* What this task involves *
What follows is a listing. Return every line of it exactly.

(Records from a collection of figures)

══════════

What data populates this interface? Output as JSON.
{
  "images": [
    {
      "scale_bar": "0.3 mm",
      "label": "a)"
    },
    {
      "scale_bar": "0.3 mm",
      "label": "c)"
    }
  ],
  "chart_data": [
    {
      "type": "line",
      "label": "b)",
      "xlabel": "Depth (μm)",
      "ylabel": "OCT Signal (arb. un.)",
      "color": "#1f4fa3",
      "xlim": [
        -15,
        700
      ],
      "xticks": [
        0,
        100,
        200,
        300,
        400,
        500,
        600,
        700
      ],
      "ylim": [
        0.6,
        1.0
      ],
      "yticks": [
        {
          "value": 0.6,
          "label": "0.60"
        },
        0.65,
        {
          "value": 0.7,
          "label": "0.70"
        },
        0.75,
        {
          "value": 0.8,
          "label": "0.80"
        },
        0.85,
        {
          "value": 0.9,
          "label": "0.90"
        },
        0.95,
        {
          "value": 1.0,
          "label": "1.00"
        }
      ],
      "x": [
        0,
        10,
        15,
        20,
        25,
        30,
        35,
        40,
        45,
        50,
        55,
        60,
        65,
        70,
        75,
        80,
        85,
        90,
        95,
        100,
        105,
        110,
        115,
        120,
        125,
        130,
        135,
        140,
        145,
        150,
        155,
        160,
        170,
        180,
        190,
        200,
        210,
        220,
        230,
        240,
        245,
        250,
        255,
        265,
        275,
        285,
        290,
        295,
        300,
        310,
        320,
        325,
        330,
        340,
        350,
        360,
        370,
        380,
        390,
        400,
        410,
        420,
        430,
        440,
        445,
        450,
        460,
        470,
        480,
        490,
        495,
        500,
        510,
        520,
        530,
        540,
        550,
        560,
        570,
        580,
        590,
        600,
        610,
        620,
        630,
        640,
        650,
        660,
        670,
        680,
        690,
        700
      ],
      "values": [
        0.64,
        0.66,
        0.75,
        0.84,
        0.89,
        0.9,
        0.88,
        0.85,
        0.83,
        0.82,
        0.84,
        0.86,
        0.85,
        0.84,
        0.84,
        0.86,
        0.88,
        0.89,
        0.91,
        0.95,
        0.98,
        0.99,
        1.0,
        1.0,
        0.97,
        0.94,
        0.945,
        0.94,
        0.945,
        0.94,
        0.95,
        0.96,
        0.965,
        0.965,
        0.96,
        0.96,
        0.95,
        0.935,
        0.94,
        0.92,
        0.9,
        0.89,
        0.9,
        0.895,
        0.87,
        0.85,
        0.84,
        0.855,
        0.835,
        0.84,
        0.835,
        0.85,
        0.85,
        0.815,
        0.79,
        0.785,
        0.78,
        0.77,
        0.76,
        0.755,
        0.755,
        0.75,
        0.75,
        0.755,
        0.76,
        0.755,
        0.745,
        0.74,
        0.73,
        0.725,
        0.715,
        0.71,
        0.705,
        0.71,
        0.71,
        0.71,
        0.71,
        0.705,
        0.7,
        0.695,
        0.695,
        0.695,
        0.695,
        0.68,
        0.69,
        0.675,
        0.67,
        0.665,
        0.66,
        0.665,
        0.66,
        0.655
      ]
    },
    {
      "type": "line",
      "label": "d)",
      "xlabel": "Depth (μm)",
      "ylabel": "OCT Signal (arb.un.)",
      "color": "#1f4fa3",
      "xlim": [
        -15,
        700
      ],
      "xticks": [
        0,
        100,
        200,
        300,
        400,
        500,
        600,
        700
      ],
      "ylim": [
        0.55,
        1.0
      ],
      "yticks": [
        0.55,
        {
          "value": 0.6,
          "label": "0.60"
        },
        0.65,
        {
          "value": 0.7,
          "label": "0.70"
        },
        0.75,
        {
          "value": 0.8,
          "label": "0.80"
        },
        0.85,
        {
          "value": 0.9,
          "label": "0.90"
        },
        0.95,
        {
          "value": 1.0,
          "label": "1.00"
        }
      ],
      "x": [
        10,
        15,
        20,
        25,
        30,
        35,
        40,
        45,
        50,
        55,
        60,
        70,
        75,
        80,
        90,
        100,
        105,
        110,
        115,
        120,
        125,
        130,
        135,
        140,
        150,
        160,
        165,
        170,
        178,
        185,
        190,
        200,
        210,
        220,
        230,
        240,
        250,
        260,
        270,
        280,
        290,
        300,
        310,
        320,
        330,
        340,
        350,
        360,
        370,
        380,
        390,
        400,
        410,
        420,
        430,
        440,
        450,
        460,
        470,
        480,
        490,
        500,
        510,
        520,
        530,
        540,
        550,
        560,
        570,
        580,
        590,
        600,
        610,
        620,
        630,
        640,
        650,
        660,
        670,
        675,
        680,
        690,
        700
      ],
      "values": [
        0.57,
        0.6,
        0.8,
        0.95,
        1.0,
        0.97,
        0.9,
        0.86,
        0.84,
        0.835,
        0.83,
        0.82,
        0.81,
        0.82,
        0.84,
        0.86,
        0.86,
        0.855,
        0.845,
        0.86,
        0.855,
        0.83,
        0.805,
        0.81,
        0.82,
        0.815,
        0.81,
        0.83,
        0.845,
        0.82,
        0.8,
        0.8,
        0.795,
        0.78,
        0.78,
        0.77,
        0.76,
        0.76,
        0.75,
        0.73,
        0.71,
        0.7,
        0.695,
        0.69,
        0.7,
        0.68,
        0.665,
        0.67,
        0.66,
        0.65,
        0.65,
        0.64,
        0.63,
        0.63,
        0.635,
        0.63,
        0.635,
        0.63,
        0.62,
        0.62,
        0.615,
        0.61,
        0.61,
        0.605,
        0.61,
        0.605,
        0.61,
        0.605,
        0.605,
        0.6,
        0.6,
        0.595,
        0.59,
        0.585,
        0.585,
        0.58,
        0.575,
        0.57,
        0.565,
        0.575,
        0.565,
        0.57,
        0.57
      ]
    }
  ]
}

══════════

* Output below *
What data populates this interface? Output as JSON.
{
  "images": [
    {
      "scale_bar": "0.3 mm",
      "label": "a)"
    },
    {
      "scale_bar": "0.3 mm",
      "label": "c)"
    }
  ],
  "chart_data": [
    {
      "type": "line",
      "label": "b)",
      "xlabel": "Depth (μm)",
      "ylabel": "OCT Signal (arb. un.)",
      "color": "#1f4fa3",
      "xlim": [
        -15,
        700
      ],
      "xticks": [
        0,
        100,
        200,
        300,
        400,
        500,
        600,
        700
      ],
      "ylim": [
        0.6,
        1.0
      ],
      "yticks": [
        {
          "value": 0.6,
          "label": "0.60"
        },
        0.65,
        {
          "value": 0.7,
          "label": "0.70"
        },
        0.75,
        {
          "value": 0.8,
          "label": "0.80"
        },
        0.85,
        {
          "value": 0.9,
          "label": "0.90"
        },
        0.95,
        {
          "value": 1.0,
          "label": "1.00"
        }
      ],
      "x": [
        0,
        10,
        15,
        20,
        25,
        30,
        35,
        40,
        45,
        50,
        55,
        60,
        65,
        70,
        75,
        80,
        85,
        90,
        95,
        100,
        105,
        110,
        115,
        120,
        125,
        130,
        135,
        140,
        145,
        150,
        155,
        160,
        170,
        180,
        190,
        200,
        210,
        220,
        230,
        240,
        245,
        250,
        255,
        265,
        275,
        285,
        290,
        295,
        300,
        310,
        320,
        325,
        330,
        340,
        350,
        360,
        370,
        380,
        390,
        400,
        410,
        420,
        430,
        440,
        445,
        450,
        460,
        470,
        480,
        490,
        495,
        500,
        510,
        520,
        530,
        540,
        550,
        560,
        570,
        580,
        590,
        600,
        610,
        620,
        630,
        640,
        650,
        660,
        670,
        680,
        690,
        700
      ],
      "values": [
        0.64,
        0.66,
        0.75,
        0.84,
        0.89,
        0.9,
        0.88,
        0.85,
        0.83,
        0.82,
        0.84,
        0.86,
        0.85,
        0.84,
        0.84,
        0.86,
        0.88,
        0.89,
        0.91,
        0.95,
        0.98,
        0.99,
        1.0,
        1.0,
        0.97,
        0.94,
        0.945,
        0.94,
        0.945,
        0.94,
        0.95,
        0.96,
        0.965,
        0.965,
        0.96,
        0.96,
        0.95,
        0.935,
        0.94,
        0.92,
        0.9,
        0.89,
        0.9,
        0.895,
        0.87,
        0.85,
        0.84,
        0.855,
        0.835,
        0.84,
        0.835,
        0.85,
        0.85,
        0.815,
        0.79,
        0.785,
        0.78,
        0.77,
        0.76,
        0.755,
        0.755,
        0.75,
        0.75,
        0.755,
        0.76,
        0.755,
        0.745,
        0.74,
        0.73,
        0.725,
        0.715,
        0.71,
        0.705,
        0.71,
        0.71,
        0.71,
        0.71,
        0.705,
        0.7,
        0.695,
        0.695,
        0.695,
        0.695,
        0.68,
        0.69,
        0.675,
        0.67,
        0.665,
        0.66,
        0.665,
        0.66,
        0.655
      ]
    },
    {
      "type": "line",
      "label": "d)",
      "xlabel": "Depth (μm)",
      "ylabel": "OCT Signal (arb.un.)",
      "color": "#1f4fa3",
      "xlim": [
        -15,
        700
      ],
      "xticks": [
        0,
        100,
        200,
        300,
        400,
        500,
        600,
        700
      ],
      "ylim": [
        0.55,
        1.0
      ],
      "yticks": [
        0.55,
        {
          "value": 0.6,
          "label": "0.60"
        },
        0.65,
        {
          "value": 0.7,
          "label": "0.70"
        },
        0.75,
        {
          "value": 0.8,
          "label": "0.80"
        },
        0.85,
        {
          "value": 0.9,
          "label": "0.90"
        },
        0.95,
        {
          "value": 1.0,
          "label": "1.00"
        }
      ],
      "x": [
        10,
        15,
        20,
        25,
        30,
        35,
        40,
        45,
        50,
        55,
        60,
        70,
        75,
        80,
        90,
        100,
        105,
        110,
        115,
        120,
        125,
        130,
        135,
        140,
        150,
        160,
        165,
        170,
        178,
        185,
        190,
        200,
        210,
        220,
        230,
        240,
        250,
        260,
        270,
        280,
        290,
        300,
        310,
        320,
        330,
        340,
        350,
        360,
        370,
        380,
        390,
        400,
        410,
        420,
        430,
        440,
        450,
        460,
        470,
        480,
        490,
        500,
        510,
        520,
        530,
        540,
        550,
        560,
        570,
        580,
        590,
        600,
        610,
        620,
        630,
        640,
        650,
        660,
        670,
        675,
        680,
        690,
        700
      ],
      "values": [
        0.57,
        0.6,
        0.8,
        0.95,
        1.0,
        0.97,
        0.9,
        0.86,
        0.84,
        0.835,
        0.83,
        0.82,
        0.81,
        0.82,
        0.84,
        0.86,
        0.86,
        0.855,
        0.845,
        0.86,
        0.855,
        0.83,
        0.805,
        0.81,
        0.82,
        0.815,
        0.81,
        0.83,
        0.845,
        0.82,
        0.8,
        0.8,
        0.795,
        0.78,
        0.78,
        0.77,
        0.76,
        0.76,
        0.75,
        0.73,
        0.71,
        0.7,
        0.695,
        0.69,
        0.7,
        0.68,
        0.665,
        0.67,
        0.66,
        0.65,
        0.65,
        0.64,
        0.63,
        0.63,
        0.635,
        0.63,
        0.635,
        0.63,
        0.62,
        0.62,
        0.615,
        0.61,
        0.61,
        0.605,
        0.61,
        0.605,
        0.61,
        0.605,
        0.605,
        0.6,
        0.6,
        0.595,
        0.59,
        0.585,
        0.585,
        0.58,
        0.575,
        0.57,
        0.565,
        0.575,
        0.565,
        0.57,
        0.57
      ]
    }
  ]
}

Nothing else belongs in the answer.